Sift the material for lines containing "rgba", and return them.

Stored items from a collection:
# # # # # # #
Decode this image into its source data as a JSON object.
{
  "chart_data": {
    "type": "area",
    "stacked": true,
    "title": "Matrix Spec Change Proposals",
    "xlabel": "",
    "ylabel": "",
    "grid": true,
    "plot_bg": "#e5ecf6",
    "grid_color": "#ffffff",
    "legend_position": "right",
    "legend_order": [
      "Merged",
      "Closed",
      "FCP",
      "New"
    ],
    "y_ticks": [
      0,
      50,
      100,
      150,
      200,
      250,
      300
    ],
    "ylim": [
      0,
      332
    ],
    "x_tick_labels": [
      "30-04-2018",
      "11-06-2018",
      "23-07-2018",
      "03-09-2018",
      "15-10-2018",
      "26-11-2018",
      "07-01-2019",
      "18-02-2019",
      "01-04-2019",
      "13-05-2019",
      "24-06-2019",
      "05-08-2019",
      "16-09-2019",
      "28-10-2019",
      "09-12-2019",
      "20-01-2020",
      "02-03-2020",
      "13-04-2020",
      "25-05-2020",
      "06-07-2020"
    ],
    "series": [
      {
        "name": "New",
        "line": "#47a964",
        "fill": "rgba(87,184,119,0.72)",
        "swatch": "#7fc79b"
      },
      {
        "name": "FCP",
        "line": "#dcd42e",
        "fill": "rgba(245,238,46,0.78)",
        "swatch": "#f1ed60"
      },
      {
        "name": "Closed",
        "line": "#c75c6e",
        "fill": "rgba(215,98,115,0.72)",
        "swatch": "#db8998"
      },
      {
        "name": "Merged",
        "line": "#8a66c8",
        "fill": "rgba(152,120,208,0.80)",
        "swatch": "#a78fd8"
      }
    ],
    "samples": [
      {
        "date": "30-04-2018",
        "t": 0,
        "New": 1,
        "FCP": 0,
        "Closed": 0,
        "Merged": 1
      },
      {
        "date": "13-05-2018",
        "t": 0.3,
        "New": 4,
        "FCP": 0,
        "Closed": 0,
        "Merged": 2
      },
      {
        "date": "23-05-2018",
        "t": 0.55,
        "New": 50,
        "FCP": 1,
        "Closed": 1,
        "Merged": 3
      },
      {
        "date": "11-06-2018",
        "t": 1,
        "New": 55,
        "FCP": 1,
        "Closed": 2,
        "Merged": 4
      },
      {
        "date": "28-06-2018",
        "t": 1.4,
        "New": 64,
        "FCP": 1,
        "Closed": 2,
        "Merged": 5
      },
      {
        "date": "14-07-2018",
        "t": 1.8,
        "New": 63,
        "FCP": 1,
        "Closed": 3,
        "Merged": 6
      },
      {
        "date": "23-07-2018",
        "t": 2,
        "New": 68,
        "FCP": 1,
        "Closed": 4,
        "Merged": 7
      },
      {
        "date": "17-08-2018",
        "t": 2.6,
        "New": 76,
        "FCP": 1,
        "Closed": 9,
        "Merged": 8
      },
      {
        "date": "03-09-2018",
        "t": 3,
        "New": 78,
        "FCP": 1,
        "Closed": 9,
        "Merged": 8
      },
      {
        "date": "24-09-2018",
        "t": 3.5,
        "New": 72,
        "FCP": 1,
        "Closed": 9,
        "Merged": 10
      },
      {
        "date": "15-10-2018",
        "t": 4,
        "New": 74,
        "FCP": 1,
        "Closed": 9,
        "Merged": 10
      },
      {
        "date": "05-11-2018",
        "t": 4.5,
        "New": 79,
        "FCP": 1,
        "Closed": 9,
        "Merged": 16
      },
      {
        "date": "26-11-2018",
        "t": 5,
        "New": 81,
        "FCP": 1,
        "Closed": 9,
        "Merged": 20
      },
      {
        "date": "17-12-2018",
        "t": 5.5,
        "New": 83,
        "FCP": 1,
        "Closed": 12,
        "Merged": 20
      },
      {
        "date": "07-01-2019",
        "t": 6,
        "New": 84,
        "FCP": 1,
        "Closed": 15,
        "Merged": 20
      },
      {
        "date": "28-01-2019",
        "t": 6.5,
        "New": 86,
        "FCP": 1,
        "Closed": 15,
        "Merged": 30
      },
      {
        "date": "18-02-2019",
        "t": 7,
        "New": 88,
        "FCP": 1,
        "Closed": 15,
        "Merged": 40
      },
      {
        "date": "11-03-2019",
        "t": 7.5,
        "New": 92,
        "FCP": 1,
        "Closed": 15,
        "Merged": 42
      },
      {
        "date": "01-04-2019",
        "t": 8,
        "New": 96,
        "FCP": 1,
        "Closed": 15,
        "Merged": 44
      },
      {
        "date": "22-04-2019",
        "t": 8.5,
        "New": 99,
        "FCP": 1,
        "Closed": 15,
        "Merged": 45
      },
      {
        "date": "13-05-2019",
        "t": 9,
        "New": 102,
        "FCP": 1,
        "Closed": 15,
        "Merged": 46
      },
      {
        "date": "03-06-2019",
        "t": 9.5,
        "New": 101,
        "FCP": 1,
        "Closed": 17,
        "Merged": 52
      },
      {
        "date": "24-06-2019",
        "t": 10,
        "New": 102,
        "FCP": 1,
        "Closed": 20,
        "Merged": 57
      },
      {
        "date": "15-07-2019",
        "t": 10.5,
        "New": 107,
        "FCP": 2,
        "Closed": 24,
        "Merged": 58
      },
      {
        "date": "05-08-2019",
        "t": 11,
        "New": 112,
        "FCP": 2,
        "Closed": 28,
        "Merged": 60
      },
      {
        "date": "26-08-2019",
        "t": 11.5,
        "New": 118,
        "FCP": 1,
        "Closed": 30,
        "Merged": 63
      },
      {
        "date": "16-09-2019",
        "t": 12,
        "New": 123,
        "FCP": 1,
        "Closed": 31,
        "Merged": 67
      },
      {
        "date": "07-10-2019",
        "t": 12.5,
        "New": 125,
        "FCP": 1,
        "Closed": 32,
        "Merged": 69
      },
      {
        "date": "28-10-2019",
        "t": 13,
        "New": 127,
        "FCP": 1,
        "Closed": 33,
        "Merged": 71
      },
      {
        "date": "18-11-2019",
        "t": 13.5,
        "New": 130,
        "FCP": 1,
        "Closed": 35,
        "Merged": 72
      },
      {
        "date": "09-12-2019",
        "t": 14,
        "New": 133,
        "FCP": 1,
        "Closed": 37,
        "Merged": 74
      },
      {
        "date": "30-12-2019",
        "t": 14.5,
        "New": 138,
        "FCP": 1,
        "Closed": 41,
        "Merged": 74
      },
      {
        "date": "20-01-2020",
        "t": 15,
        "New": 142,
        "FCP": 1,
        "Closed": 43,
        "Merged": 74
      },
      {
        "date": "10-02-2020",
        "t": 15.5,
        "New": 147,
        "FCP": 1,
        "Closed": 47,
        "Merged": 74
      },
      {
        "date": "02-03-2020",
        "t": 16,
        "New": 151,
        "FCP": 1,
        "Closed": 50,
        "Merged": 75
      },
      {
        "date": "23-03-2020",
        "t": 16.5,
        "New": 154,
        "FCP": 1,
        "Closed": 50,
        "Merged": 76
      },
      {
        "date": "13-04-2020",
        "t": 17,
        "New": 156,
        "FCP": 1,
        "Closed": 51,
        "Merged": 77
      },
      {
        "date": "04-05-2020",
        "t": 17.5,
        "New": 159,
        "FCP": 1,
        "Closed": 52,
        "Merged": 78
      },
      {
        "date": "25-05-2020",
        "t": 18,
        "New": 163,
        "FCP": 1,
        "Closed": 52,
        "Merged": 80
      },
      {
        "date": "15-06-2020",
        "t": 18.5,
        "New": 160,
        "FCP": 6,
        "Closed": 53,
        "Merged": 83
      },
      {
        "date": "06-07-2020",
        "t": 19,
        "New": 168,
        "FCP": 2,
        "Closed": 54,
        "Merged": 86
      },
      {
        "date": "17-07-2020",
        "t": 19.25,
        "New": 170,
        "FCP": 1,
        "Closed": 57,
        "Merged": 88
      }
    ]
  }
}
# # # # # # #
## Answer for the task
        "fill": "rgba(87,184,119,0.72)",
        "fill": "rgba(245,238,46,0.78)",
        "fill": "rgba(215,98,115,0.72)",
        "fill": "rgba(152,120,208,0.80)",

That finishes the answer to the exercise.